Work to be completed: Extract the records below word for word and ignore the images.

Records from a data collection
******************************
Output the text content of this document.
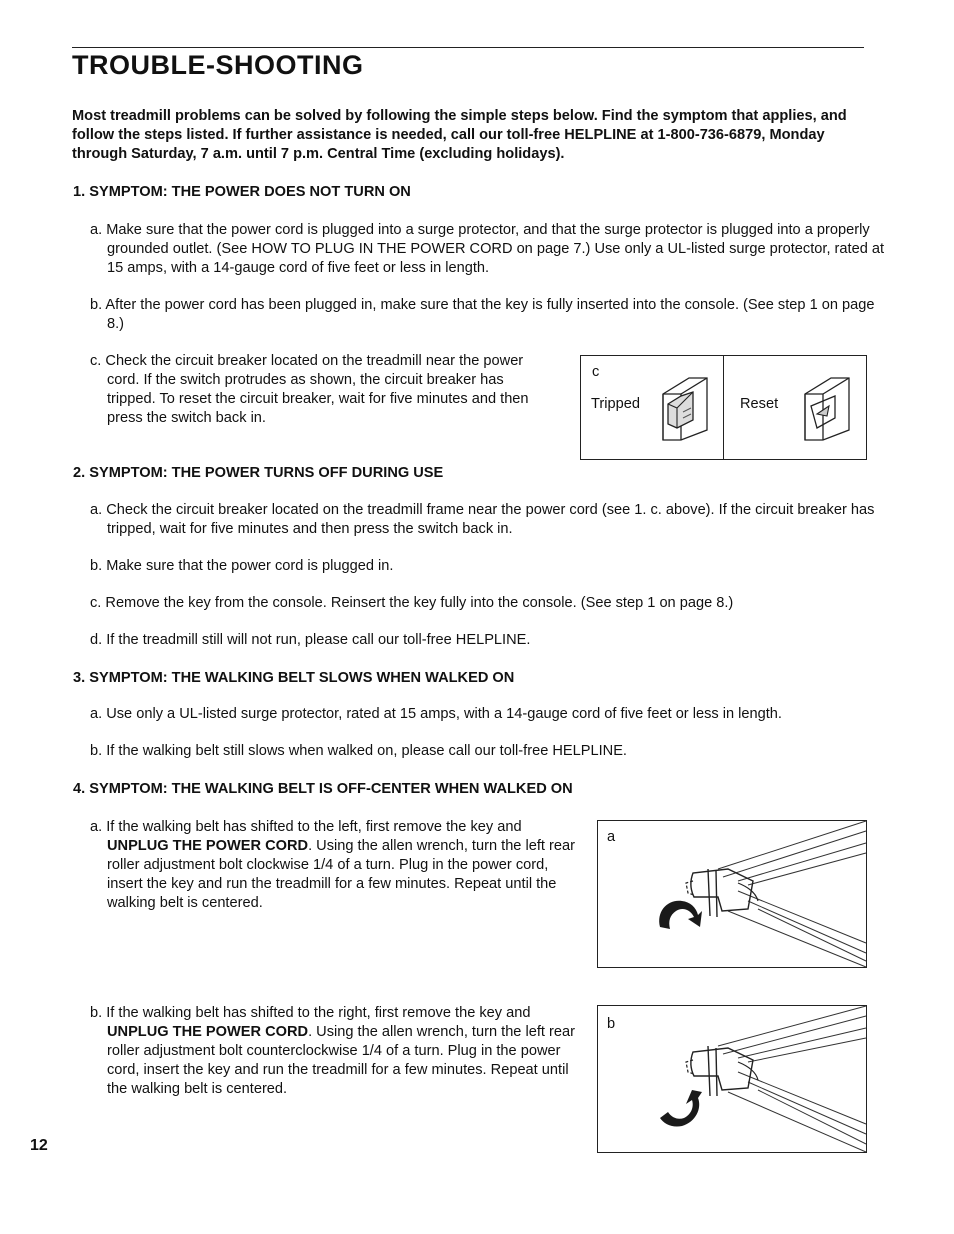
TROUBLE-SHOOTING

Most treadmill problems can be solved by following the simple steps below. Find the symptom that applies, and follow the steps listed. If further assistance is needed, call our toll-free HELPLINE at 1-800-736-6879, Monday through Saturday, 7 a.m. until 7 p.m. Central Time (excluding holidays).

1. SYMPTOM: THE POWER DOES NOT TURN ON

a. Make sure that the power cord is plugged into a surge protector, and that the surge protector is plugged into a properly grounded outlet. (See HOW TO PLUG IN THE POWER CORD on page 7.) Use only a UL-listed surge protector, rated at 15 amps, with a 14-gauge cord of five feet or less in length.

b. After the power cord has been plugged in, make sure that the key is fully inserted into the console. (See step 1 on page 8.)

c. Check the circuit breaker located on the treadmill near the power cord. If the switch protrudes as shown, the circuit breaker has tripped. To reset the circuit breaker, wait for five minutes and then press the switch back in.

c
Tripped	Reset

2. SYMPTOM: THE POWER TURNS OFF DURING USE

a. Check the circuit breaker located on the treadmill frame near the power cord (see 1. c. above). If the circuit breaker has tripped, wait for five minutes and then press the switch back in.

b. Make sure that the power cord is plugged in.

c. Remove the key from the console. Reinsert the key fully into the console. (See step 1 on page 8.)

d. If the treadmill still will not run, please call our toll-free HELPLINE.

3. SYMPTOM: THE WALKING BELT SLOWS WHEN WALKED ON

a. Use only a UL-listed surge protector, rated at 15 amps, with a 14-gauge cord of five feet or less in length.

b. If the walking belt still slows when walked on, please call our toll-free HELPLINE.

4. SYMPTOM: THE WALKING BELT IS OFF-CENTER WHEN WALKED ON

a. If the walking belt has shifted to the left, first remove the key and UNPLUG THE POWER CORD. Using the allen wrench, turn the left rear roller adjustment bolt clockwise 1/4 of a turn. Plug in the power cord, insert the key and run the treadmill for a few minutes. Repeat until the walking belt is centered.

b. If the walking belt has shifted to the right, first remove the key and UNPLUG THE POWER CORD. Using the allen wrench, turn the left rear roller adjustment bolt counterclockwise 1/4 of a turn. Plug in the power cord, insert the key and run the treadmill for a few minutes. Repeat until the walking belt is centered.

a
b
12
******************************
Complete answer:
Output the text content of this document.
TROUBLE-SHOOTING

Most treadmill problems can be solved by following the simple steps below. Find the symptom that applies, and follow the steps listed. If further assistance is needed, call our toll-free HELPLINE at 1-800-736-6879, Monday through Saturday, 7 a.m. until 7 p.m. Central Time (excluding holidays).

1. SYMPTOM: THE POWER DOES NOT TURN ON

a. Make sure that the power cord is plugged into a surge protector, and that the surge protector is plugged into a properly grounded outlet. (See HOW TO PLUG IN THE POWER CORD on page 7.) Use only a UL-listed surge protector, rated at 15 amps, with a 14-gauge cord of five feet or less in length.

b. After the power cord has been plugged in, make sure that the key is fully inserted into the console. (See step 1 on page 8.)

c. Check the circuit breaker located on the treadmill near the power cord. If the switch protrudes as shown, the circuit breaker has tripped. To reset the circuit breaker, wait for five minutes and then press the switch back in.

c
Tripped	Reset

2. SYMPTOM: THE POWER TURNS OFF DURING USE

a. Check the circuit breaker located on the treadmill frame near the power cord (see 1. c. above). If the circuit breaker has tripped, wait for five minutes and then press the switch back in.

b. Make sure that the power cord is plugged in.

c. Remove the key from the console. Reinsert the key fully into the console. (See step 1 on page 8.)

d. If the treadmill still will not run, please call our toll-free HELPLINE.

3. SYMPTOM: THE WALKING BELT SLOWS WHEN WALKED ON

a. Use only a UL-listed surge protector, rated at 15 amps, with a 14-gauge cord of five feet or less in length.

b. If the walking belt still slows when walked on, please call our toll-free HELPLINE.

4. SYMPTOM: THE WALKING BELT IS OFF-CENTER WHEN WALKED ON

a. If the walking belt has shifted to the left, first remove the key and UNPLUG THE POWER CORD. Using the allen wrench, turn the left rear roller adjustment bolt clockwise 1/4 of a turn. Plug in the power cord, insert the key and run the treadmill for a few minutes. Repeat until the walking belt is centered.

b. If the walking belt has shifted to the right, first remove the key and UNPLUG THE POWER CORD. Using the allen wrench, turn the left rear roller adjustment bolt counterclockwise 1/4 of a turn. Plug in the power cord, insert the key and run the treadmill for a few minutes. Repeat until the walking belt is centered.

a
b
12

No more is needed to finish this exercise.